> **Problem requirements**:
Where the line holding "Enumerate this screenshot's" appears, start copying, and continue exactly through the last line of the listing, skipping pictures.

> **Dataset excerpts**:
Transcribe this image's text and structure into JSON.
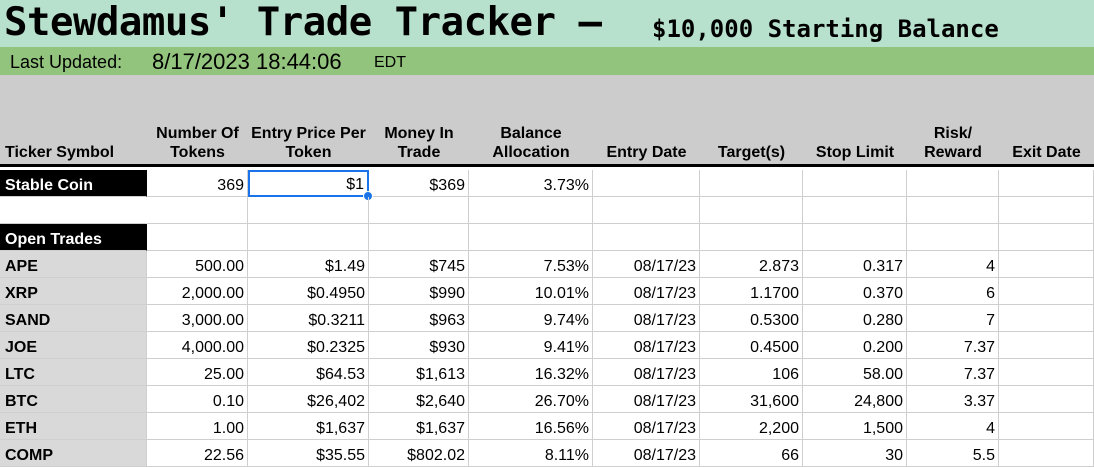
{
  "title": {
    "main": "Stewdamus' Trade Tracker –",
    "sub": "$10,000 Starting Balance"
  },
  "last_updated": {
    "label": "Last Updated:",
    "value": "8/17/2023 18:44:06",
    "timezone": "EDT"
  },
  "columns": [
    "Ticker Symbol",
    "Number Of Tokens",
    "Entry Price Per Token",
    "Money In Trade",
    "Balance Allocation",
    "Entry Date",
    "Target(s)",
    "Stop Limit",
    "Risk/ Reward",
    "Exit Date"
  ],
  "stable_coin": {
    "label": "Stable Coin",
    "tokens": "369",
    "entry_price": "$1",
    "money_in_trade": "$369",
    "allocation": "3.73%"
  },
  "open_trades_label": "Open Trades",
  "trades": [
    {
      "ticker": "APE",
      "tokens": "500.00",
      "entry_price": "$1.49",
      "money": "$745",
      "allocation": "7.53%",
      "entry_date": "08/17/23",
      "target": "2.873",
      "stop": "0.317",
      "rr": "4",
      "exit": ""
    },
    {
      "ticker": "XRP",
      "tokens": "2,000.00",
      "entry_price": "$0.4950",
      "money": "$990",
      "allocation": "10.01%",
      "entry_date": "08/17/23",
      "target": "1.1700",
      "stop": "0.370",
      "rr": "6",
      "exit": ""
    },
    {
      "ticker": "SAND",
      "tokens": "3,000.00",
      "entry_price": "$0.3211",
      "money": "$963",
      "allocation": "9.74%",
      "entry_date": "08/17/23",
      "target": "0.5300",
      "stop": "0.280",
      "rr": "7",
      "exit": ""
    },
    {
      "ticker": "JOE",
      "tokens": "4,000.00",
      "entry_price": "$0.2325",
      "money": "$930",
      "allocation": "9.41%",
      "entry_date": "08/17/23",
      "target": "0.4500",
      "stop": "0.200",
      "rr": "7.37",
      "exit": ""
    },
    {
      "ticker": "LTC",
      "tokens": "25.00",
      "entry_price": "$64.53",
      "money": "$1,613",
      "allocation": "16.32%",
      "entry_date": "08/17/23",
      "target": "106",
      "stop": "58.00",
      "rr": "7.37",
      "exit": ""
    },
    {
      "ticker": "BTC",
      "tokens": "0.10",
      "entry_price": "$26,402",
      "money": "$2,640",
      "allocation": "26.70%",
      "entry_date": "08/17/23",
      "target": "31,600",
      "stop": "24,800",
      "rr": "3.37",
      "exit": ""
    },
    {
      "ticker": "ETH",
      "tokens": "1.00",
      "entry_price": "$1,637",
      "money": "$1,637",
      "allocation": "16.56%",
      "entry_date": "08/17/23",
      "target": "2,200",
      "stop": "1,500",
      "rr": "4",
      "exit": ""
    },
    {
      "ticker": "COMP",
      "tokens": "22.56",
      "entry_price": "$35.55",
      "money": "$802.02",
      "allocation": "8.11%",
      "entry_date": "08/17/23",
      "target": "66",
      "stop": "30",
      "rr": "5.5",
      "exit": ""
    }
  ],
  "colors": {
    "title_bg": "#b7e1cd",
    "updated_bg": "#93c47d",
    "header_bg": "#cccccc",
    "selection": "#1a73e8"
  }
}
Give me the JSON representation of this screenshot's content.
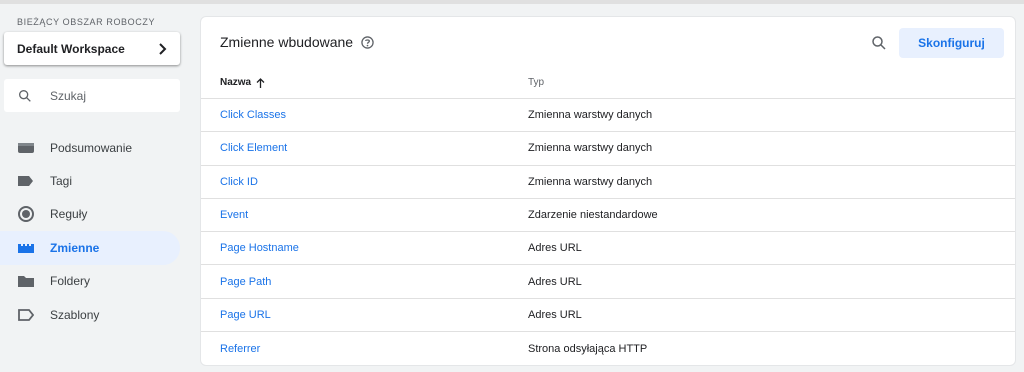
{
  "workspace": {
    "caption": "BIEŻĄCY OBSZAR ROBOCZY",
    "name": "Default Workspace"
  },
  "search": {
    "placeholder": "Szukaj"
  },
  "nav": {
    "items": [
      {
        "label": "Podsumowanie",
        "icon": "overview-icon"
      },
      {
        "label": "Tagi",
        "icon": "tag-icon"
      },
      {
        "label": "Reguły",
        "icon": "trigger-icon"
      },
      {
        "label": "Zmienne",
        "icon": "variables-icon",
        "active": true
      },
      {
        "label": "Foldery",
        "icon": "folder-icon"
      },
      {
        "label": "Szablony",
        "icon": "template-icon"
      }
    ]
  },
  "main": {
    "title": "Zmienne wbudowane",
    "configure_label": "Skonfiguruj",
    "columns": {
      "name": "Nazwa",
      "type": "Typ"
    },
    "rows": [
      {
        "name": "Click Classes",
        "type": "Zmienna warstwy danych"
      },
      {
        "name": "Click Element",
        "type": "Zmienna warstwy danych"
      },
      {
        "name": "Click ID",
        "type": "Zmienna warstwy danych"
      },
      {
        "name": "Event",
        "type": "Zdarzenie niestandardowe"
      },
      {
        "name": "Page Hostname",
        "type": "Adres URL"
      },
      {
        "name": "Page Path",
        "type": "Adres URL"
      },
      {
        "name": "Page URL",
        "type": "Adres URL"
      },
      {
        "name": "Referrer",
        "type": "Strona odsyłająca HTTP"
      }
    ]
  },
  "colors": {
    "accent": "#1a73e8",
    "active_bg": "#e8f0fe",
    "page_bg": "#f1f3f4"
  }
}
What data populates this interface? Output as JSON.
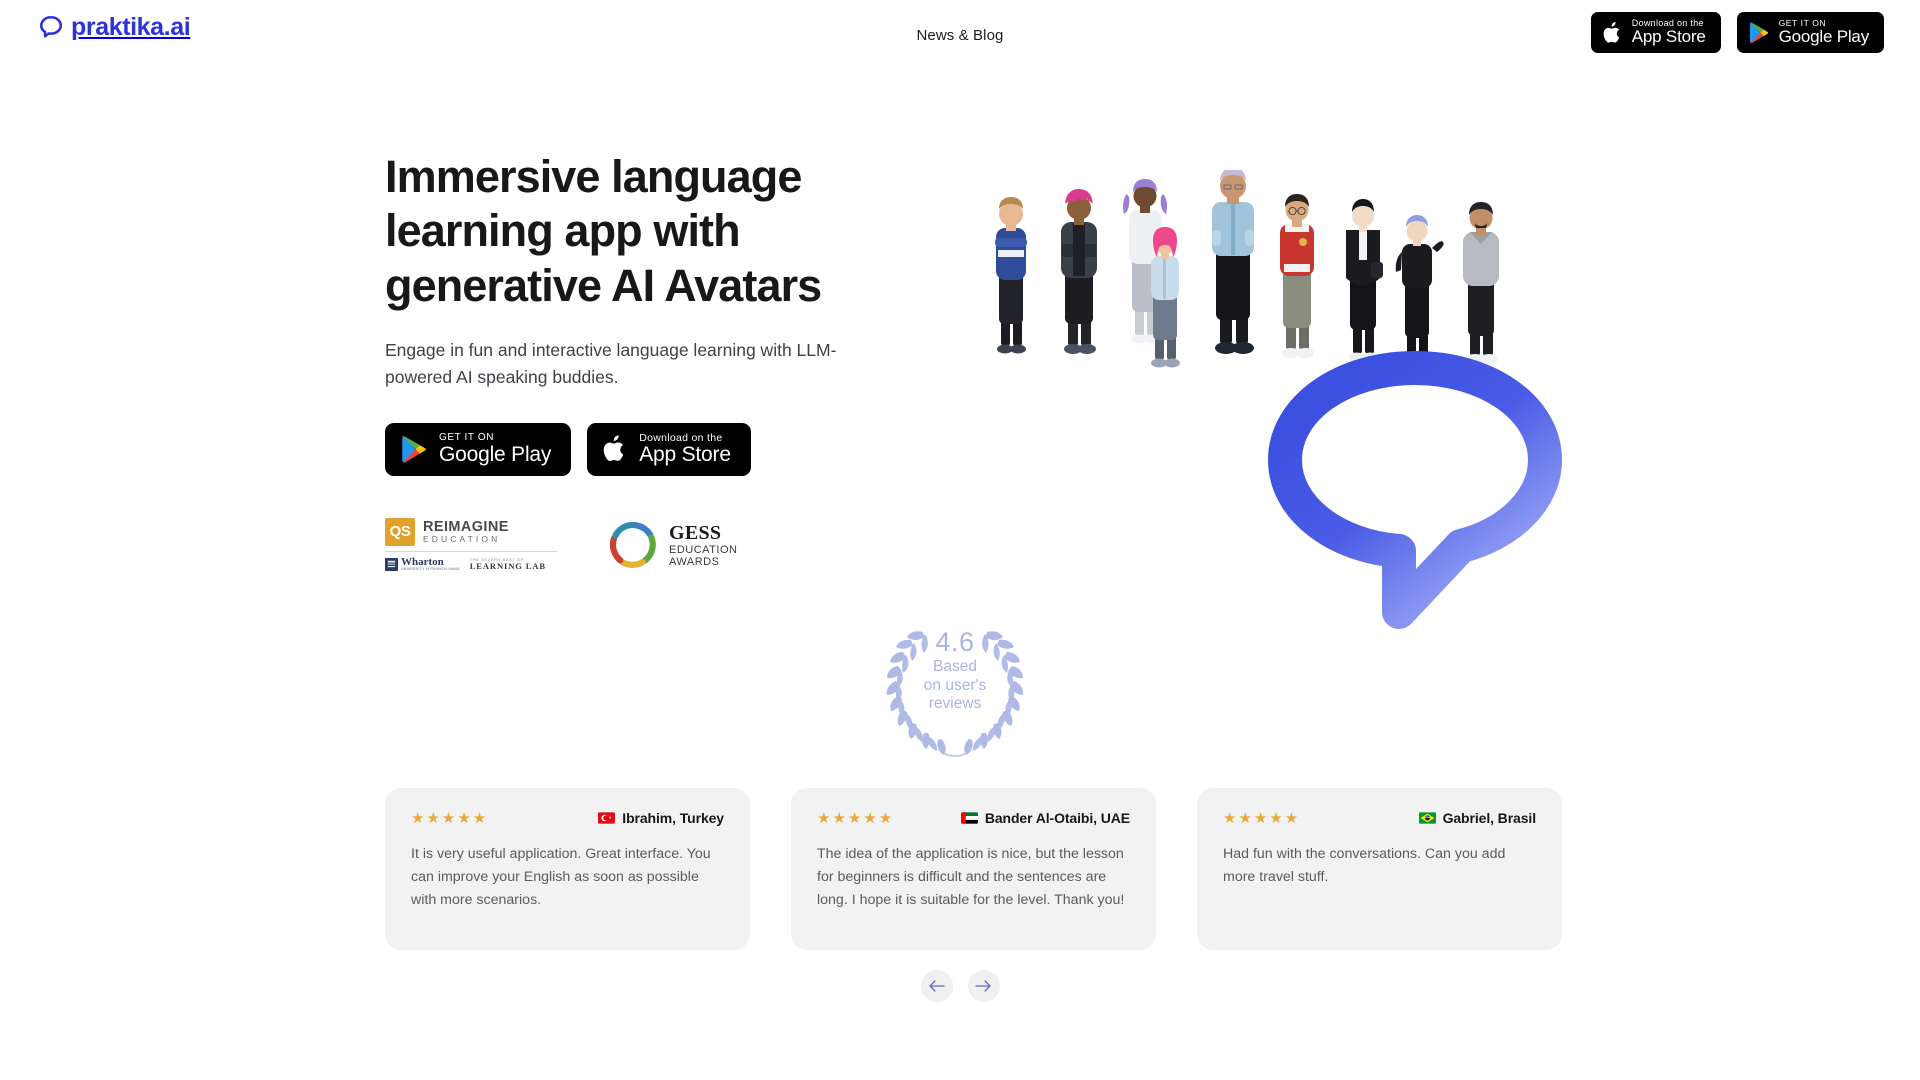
{
  "brand": {
    "name": "praktika.ai",
    "logo_icon": "speech-bubble-logo-icon",
    "accent_color": "#2B32DE",
    "bubble_gradient_from": "#3B4FE0",
    "bubble_gradient_to": "#9AA7F2"
  },
  "header": {
    "nav": [
      {
        "label": "News & Blog"
      }
    ],
    "badges": [
      {
        "store": "app-store",
        "small_label": "Download on the",
        "large_label": "App Store",
        "icon": "apple-icon"
      },
      {
        "store": "google-play",
        "small_label": "GET IT ON",
        "large_label": "Google Play",
        "icon": "google-play-icon"
      }
    ]
  },
  "hero": {
    "title": "Immersive language learning app with generative AI Avatars",
    "subtitle": "Engage in fun and interactive language learning with LLM-powered AI speaking buddies.",
    "ctas": [
      {
        "store": "google-play",
        "small_label": "GET IT ON",
        "large_label": "Google Play",
        "icon": "google-play-icon"
      },
      {
        "store": "app-store",
        "small_label": "Download on the",
        "large_label": "App Store",
        "icon": "apple-icon"
      }
    ],
    "awards": {
      "qs": {
        "mark": "QS",
        "line1": "REIMAGINE",
        "line2": "EDUCATION",
        "partner_name": "Wharton",
        "partner_sub": "UNIVERSITY of PENNSYLVANIA",
        "lab_top": "THE SEVERN BEST OF",
        "lab_main": "LEARNING LAB",
        "mark_color": "#E2A12B"
      },
      "gess": {
        "line1": "GESS",
        "line2": "EDUCATION",
        "line3": "AWARDS",
        "ring_colors": [
          "#3E7FC1",
          "#5CA83C",
          "#E2B230",
          "#C8432F",
          "#2F8FA8"
        ]
      }
    },
    "art": {
      "avatars_alt": "group-of-nine-3d-ai-avatars",
      "bubble_alt": "speech-bubble-graphic"
    }
  },
  "rating": {
    "score": "4.6",
    "line1": "Based",
    "line2": "on user's",
    "line3": "reviews",
    "laurel_color": "#AEB9E6",
    "text_color": "#A9B4E3"
  },
  "testimonials": {
    "star_color": "#E8A93C",
    "cards": [
      {
        "stars": "★★★★★",
        "rating": 5,
        "flag": "turkey-flag",
        "flag_colors": [
          "#E30A17",
          "#ffffff"
        ],
        "author": "Ibrahim, Turkey",
        "text": "It is very useful application. Great interface. You can improve your English as soon as possible with more scenarios."
      },
      {
        "stars": "★★★★★",
        "rating": 5,
        "flag": "uae-flag",
        "flag_colors": [
          "#00732F",
          "#ffffff",
          "#000000",
          "#FF0000"
        ],
        "author": "Bander Al-Otaibi, UAE",
        "text": "The idea of the application is nice, but the lesson for beginners is difficult and the sentences are long. I hope it is suitable for the level. Thank you!"
      },
      {
        "stars": "★★★★★",
        "rating": 5,
        "flag": "brazil-flag",
        "flag_colors": [
          "#009739",
          "#FEDD00",
          "#012169"
        ],
        "author": "Gabriel, Brasil",
        "text": "Had fun with the conversations. Can you add more travel stuff."
      }
    ],
    "nav": {
      "prev_icon": "arrow-left-icon",
      "next_icon": "arrow-right-icon",
      "arrow_color": "#5C6BC8"
    }
  }
}
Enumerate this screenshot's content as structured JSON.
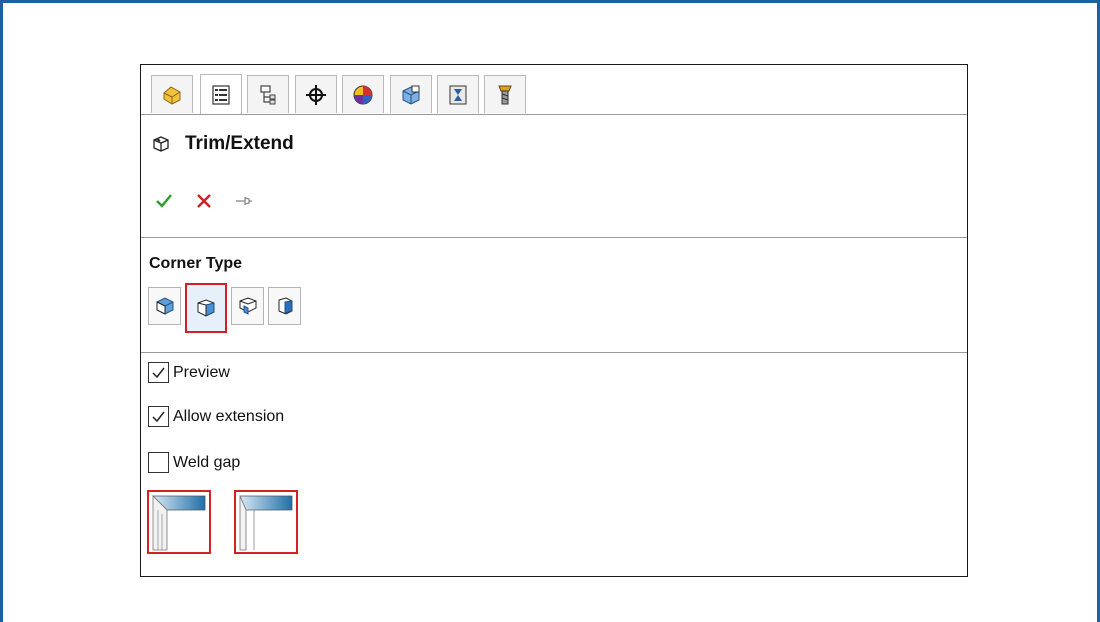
{
  "tabs": [
    {
      "icon": "feature-manager-icon"
    },
    {
      "icon": "property-manager-icon",
      "active": true
    },
    {
      "icon": "configuration-manager-icon"
    },
    {
      "icon": "dimxpert-icon"
    },
    {
      "icon": "display-manager-icon"
    },
    {
      "icon": "cam-feature-icon"
    },
    {
      "icon": "cam-operation-icon"
    },
    {
      "icon": "cam-tool-icon"
    }
  ],
  "title": "Trim/Extend",
  "actions": {
    "ok": "ok-check-icon",
    "cancel": "cancel-x-icon",
    "pin": "pushpin-icon"
  },
  "corner_type": {
    "label": "Corner Type",
    "options": [
      "end-trim",
      "end-miter",
      "end-butt1",
      "end-butt2"
    ],
    "selected_index": 1
  },
  "checkboxes": [
    {
      "label": "Preview",
      "checked": true
    },
    {
      "label": "Allow extension",
      "checked": true
    },
    {
      "label": "Weld gap",
      "checked": false
    }
  ],
  "colors": {
    "accent": "#1f5f9e",
    "highlight": "#d32020",
    "ok": "#2a9d2a",
    "cancel": "#d32020"
  }
}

> **Output**:
Enumerate this screenshot's content as structured JSON.
{
  "tabs": [
    {
      "icon": "feature-manager-icon"
    },
    {
      "icon": "property-manager-icon",
      "active": true
    },
    {
      "icon": "configuration-manager-icon"
    },
    {
      "icon": "dimxpert-icon"
    },
    {
      "icon": "display-manager-icon"
    },
    {
      "icon": "cam-feature-icon"
    },
    {
      "icon": "cam-operation-icon"
    },
    {
      "icon": "cam-tool-icon"
    }
  ],
  "title": "Trim/Extend",
  "actions": {
    "ok": "ok-check-icon",
    "cancel": "cancel-x-icon",
    "pin": "pushpin-icon"
  },
  "corner_type": {
    "label": "Corner Type",
    "options": [
      "end-trim",
      "end-miter",
      "end-butt1",
      "end-butt2"
    ],
    "selected_index": 1
  },
  "checkboxes": [
    {
      "label": "Preview",
      "checked": true
    },
    {
      "label": "Allow extension",
      "checked": true
    },
    {
      "label": "Weld gap",
      "checked": false
    }
  ],
  "colors": {
    "accent": "#1f5f9e",
    "highlight": "#d32020",
    "ok": "#2a9d2a",
    "cancel": "#d32020"
  }
}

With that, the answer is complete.